> **STATED PROBLEM**:
In the biography of Justine Caines below, what year did she found the political party What Women Want?

** START SELECTED PASSAGE **

Justine Maree Caines OAM (born 21 February 1973) was a lobbyist and advocate in Australia. Justine passed away aged 49 yrs following a 14 month battle with glioblastoma on 12 September 2022.

Activism
Justine Caines was National President of Maternity Coalition, the national umbrella organization for maternity lobbying in Australia from 2003–05 and 2008–09.  She was the National Co-ordinator of Homebirth Australia from 2001–2006 and secretary from 2006–10. She was also National Advocacy Advisor for Maternity Coalition.  In 2007 she founded What Women Want, a political party. What Women Want aims to give Australian women a greater voice in decision making and bring a broad social policy framework back on the agenda. The party gained approx 60,000 votes in the 2007 election, but did not run candidates in 2010. Instead Caines supported 4 independent candidates in key seats, Robertson, Macquarie, Dickson and Corangamite. The votes received in Corangamite were pivotal to the formation of the minority Gillard Government .

** END SELECTED PASSAGE **
** START RAW DATA **

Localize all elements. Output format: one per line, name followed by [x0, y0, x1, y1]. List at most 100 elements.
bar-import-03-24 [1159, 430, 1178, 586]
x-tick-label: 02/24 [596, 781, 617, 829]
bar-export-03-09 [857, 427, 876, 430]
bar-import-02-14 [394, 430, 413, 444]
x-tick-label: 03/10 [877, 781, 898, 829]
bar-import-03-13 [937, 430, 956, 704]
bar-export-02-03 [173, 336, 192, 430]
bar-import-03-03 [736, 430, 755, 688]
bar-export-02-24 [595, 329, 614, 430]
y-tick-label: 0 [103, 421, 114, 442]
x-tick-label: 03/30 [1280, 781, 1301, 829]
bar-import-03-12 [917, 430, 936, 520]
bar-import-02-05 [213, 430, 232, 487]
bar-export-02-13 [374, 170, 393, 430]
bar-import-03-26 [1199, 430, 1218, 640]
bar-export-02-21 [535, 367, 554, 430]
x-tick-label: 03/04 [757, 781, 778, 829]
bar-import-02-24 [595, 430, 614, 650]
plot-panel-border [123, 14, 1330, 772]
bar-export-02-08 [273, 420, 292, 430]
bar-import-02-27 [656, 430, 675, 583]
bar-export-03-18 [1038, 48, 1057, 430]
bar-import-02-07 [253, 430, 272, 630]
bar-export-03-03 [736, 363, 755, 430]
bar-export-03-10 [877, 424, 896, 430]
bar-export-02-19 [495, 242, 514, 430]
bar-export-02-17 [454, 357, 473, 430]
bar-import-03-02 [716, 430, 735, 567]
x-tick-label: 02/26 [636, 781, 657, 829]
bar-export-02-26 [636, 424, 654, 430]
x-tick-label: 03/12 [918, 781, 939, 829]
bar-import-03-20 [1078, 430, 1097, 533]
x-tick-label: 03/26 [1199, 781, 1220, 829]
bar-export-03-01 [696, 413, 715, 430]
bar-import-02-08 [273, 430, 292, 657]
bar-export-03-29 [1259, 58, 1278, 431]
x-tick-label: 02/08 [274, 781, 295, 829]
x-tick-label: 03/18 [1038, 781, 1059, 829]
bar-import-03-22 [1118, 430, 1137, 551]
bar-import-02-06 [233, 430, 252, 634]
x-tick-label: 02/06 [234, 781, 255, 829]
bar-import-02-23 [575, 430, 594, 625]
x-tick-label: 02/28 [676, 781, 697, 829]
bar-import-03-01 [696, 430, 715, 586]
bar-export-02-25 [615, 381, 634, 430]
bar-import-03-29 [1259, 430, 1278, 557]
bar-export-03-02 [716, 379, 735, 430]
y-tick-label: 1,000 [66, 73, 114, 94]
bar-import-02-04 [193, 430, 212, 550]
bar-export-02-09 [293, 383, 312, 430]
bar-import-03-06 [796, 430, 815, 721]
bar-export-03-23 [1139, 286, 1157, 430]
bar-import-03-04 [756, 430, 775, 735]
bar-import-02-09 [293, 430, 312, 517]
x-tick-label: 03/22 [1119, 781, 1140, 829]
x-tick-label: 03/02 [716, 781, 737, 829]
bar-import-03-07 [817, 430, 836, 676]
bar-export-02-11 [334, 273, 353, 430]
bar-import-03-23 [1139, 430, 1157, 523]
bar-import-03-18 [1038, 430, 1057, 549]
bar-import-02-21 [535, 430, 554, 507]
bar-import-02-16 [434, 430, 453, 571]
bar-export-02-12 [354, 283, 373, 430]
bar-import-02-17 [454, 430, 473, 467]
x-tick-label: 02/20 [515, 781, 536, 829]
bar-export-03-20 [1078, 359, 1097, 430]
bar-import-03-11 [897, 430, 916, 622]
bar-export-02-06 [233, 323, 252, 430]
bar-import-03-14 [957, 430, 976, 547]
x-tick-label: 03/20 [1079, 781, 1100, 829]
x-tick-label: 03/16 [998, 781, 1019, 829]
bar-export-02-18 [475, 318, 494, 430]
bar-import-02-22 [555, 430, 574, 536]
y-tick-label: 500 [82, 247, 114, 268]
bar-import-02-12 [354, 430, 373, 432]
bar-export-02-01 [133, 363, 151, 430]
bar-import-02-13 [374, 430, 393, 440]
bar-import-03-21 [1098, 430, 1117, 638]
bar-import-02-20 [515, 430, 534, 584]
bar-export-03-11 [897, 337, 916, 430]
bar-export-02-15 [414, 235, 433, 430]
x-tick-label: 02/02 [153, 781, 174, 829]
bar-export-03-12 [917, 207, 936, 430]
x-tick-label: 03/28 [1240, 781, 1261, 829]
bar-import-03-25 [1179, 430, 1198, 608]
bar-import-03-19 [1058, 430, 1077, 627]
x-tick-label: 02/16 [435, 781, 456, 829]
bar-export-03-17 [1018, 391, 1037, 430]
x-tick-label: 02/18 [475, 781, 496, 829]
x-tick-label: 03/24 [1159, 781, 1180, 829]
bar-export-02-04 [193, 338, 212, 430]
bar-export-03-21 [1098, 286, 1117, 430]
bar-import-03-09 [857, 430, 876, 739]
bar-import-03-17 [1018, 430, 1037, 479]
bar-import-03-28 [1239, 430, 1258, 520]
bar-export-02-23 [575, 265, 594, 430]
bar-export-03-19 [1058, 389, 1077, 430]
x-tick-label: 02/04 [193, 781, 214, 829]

** END RAW DATA **

> **SOLVED PROBLEM**:
2007